• **WRITTEN PROBLEM**: Copy out every line of the material below word for word, omitting the pictures.

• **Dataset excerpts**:
## start

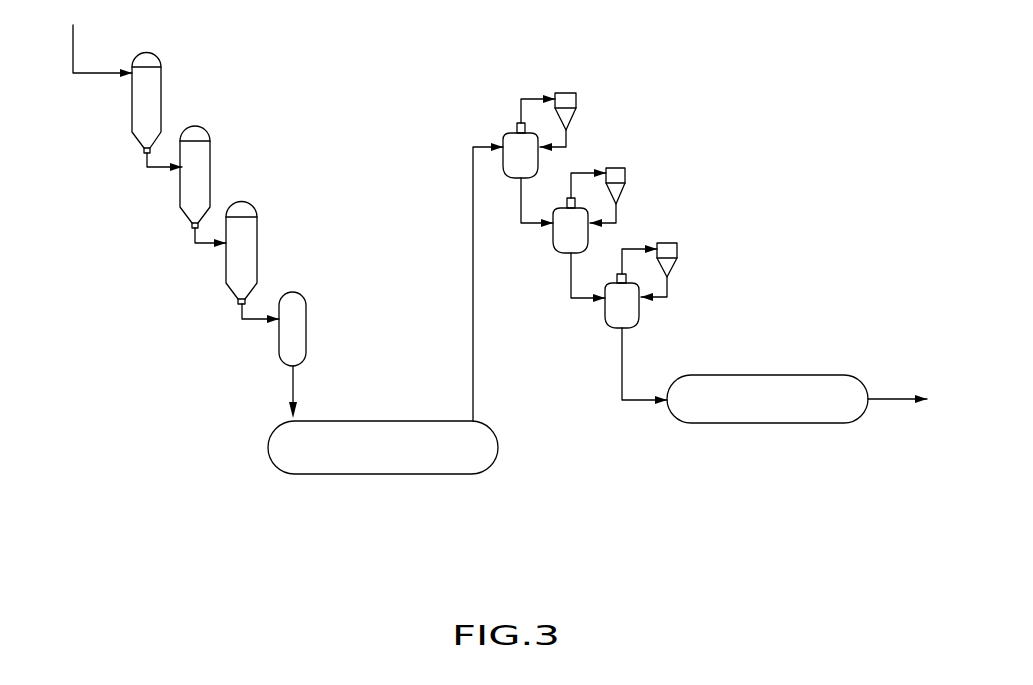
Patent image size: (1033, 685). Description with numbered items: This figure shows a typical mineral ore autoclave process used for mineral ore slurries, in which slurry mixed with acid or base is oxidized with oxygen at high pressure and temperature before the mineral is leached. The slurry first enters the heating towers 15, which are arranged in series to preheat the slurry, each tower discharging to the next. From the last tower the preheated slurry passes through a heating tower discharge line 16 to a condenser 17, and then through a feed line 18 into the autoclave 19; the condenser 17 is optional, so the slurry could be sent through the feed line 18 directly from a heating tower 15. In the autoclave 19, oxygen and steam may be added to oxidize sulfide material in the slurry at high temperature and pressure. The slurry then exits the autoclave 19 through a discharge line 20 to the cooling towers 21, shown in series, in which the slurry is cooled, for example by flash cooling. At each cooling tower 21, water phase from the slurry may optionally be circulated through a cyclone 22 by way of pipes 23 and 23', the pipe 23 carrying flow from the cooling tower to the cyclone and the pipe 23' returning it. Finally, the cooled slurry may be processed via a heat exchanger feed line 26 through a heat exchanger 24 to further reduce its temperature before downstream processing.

The heating tower 15 is at (132, 103).
The heating tower discharge line 16 is at (241, 307).
The condenser 17 is at (279, 342).
The feed line 18 is at (293, 383).
The autoclave 19 is at (502, 478).
The discharge line 20 is at (473, 245).
The cooling tower 21 is at (538, 158).
The cyclone 22 is at (566, 93).
The pipe 23 is at (551, 197).
The pipe 23' is at (643, 192).
The heat exchanger 24 is at (743, 424).
The heat exchanger feed line 26 is at (622, 375).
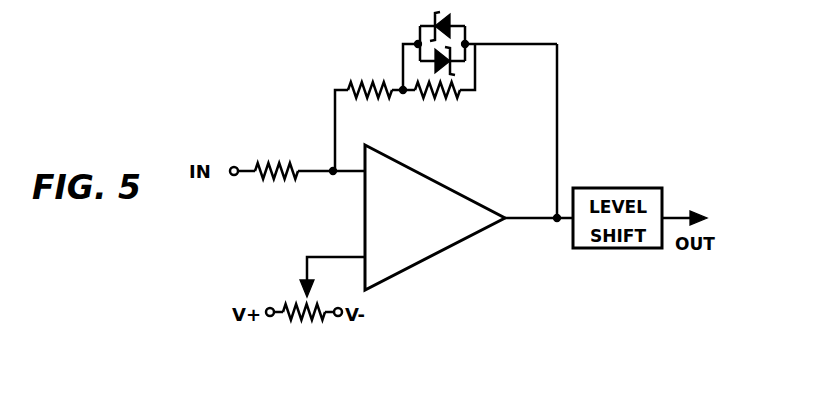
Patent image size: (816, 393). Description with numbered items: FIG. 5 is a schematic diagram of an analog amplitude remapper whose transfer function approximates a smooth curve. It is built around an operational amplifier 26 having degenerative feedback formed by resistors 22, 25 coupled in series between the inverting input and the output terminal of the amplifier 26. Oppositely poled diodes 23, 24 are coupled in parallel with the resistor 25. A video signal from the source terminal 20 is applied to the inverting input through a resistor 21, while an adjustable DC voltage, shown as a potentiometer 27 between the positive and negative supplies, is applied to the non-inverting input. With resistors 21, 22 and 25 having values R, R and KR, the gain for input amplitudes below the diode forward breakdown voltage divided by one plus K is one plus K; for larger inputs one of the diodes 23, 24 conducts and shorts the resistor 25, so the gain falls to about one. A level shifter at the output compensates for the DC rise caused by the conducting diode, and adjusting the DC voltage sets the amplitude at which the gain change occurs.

The source terminal 20 is at (229, 190).
The resistor 21 is at (275, 163).
The resistor 22 is at (380, 84).
The diode 23 is at (450, 17).
The diode 24 is at (450, 73).
The resistor 25 is at (462, 97).
The operational amplifier 26 is at (455, 245).
The offset potentiometer 27 is at (309, 322).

## end

• **RESULT OF THIS TASK**:
Patent image size: (1033, 685). Description with numbered items: This figure shows a typical mineral ore autoclave process used for mineral ore slurries, in which slurry mixed with acid or base is oxidized with oxygen at high pressure and temperature before the mineral is leached. The slurry first enters the heating towers 15, which are arranged in series to preheat the slurry, each tower discharging to the next. From the last tower the preheated slurry passes through a heating tower discharge line 16 to a condenser 17, and then through a feed line 18 into the autoclave 19; the condenser 17 is optional, so the slurry could be sent through the feed line 18 directly from a heating tower 15. In the autoclave 19, oxygen and steam may be added to oxidize sulfide material in the slurry at high temperature and pressure. The slurry then exits the autoclave 19 through a discharge line 20 to the cooling towers 21, shown in series, in which the slurry is cooled, for example by flash cooling. At each cooling tower 21, water phase from the slurry may optionally be circulated through a cyclone 22 by way of pipes 23 and 23', the pipe 23 carrying flow from the cooling tower to the cyclone and the pipe 23' returning it. Finally, the cooled slurry may be processed via a heat exchanger feed line 26 through a heat exchanger 24 to further reduce its temperature before downstream processing.

The heating tower 15 is at (132, 103).
The heating tower discharge line 16 is at (241, 307).
The condenser 17 is at (279, 342).
The feed line 18 is at (293, 383).
The autoclave 19 is at (502, 478).
The discharge line 20 is at (473, 245).
The cooling tower 21 is at (538, 158).
The cyclone 22 is at (566, 93).
The pipe 23 is at (551, 197).
The pipe 23' is at (643, 192).
The heat exchanger 24 is at (743, 424).
The heat exchanger feed line 26 is at (622, 375).
Patent image size: (816, 393). Description with numbered items: FIG. 5 is a schematic diagram of an analog amplitude remapper whose transfer function approximates a smooth curve. It is built around an operational amplifier 26 having degenerative feedback formed by resistors 22, 25 coupled in series between the inverting input and the output terminal of the amplifier 26. Oppositely poled diodes 23, 24 are coupled in parallel with the resistor 25. A video signal from the source terminal 20 is applied to the inverting input through a resistor 21, while an adjustable DC voltage, shown as a potentiometer 27 between the positive and negative supplies, is applied to the non-inverting input. With resistors 21, 22 and 25 having values R, R and KR, the gain for input amplitudes below the diode forward breakdown voltage divided by one plus K is one plus K; for larger inputs one of the diodes 23, 24 conducts and shorts the resistor 25, so the gain falls to about one. A level shifter at the output compensates for the DC rise caused by the conducting diode, and adjusting the DC voltage sets the amplitude at which the gain change occurs.

The source terminal 20 is at (229, 190).
The resistor 21 is at (275, 163).
The resistor 22 is at (380, 84).
The diode 23 is at (450, 17).
The diode 24 is at (450, 73).
The resistor 25 is at (462, 97).
The operational amplifier 26 is at (455, 245).
The offset potentiometer 27 is at (309, 322).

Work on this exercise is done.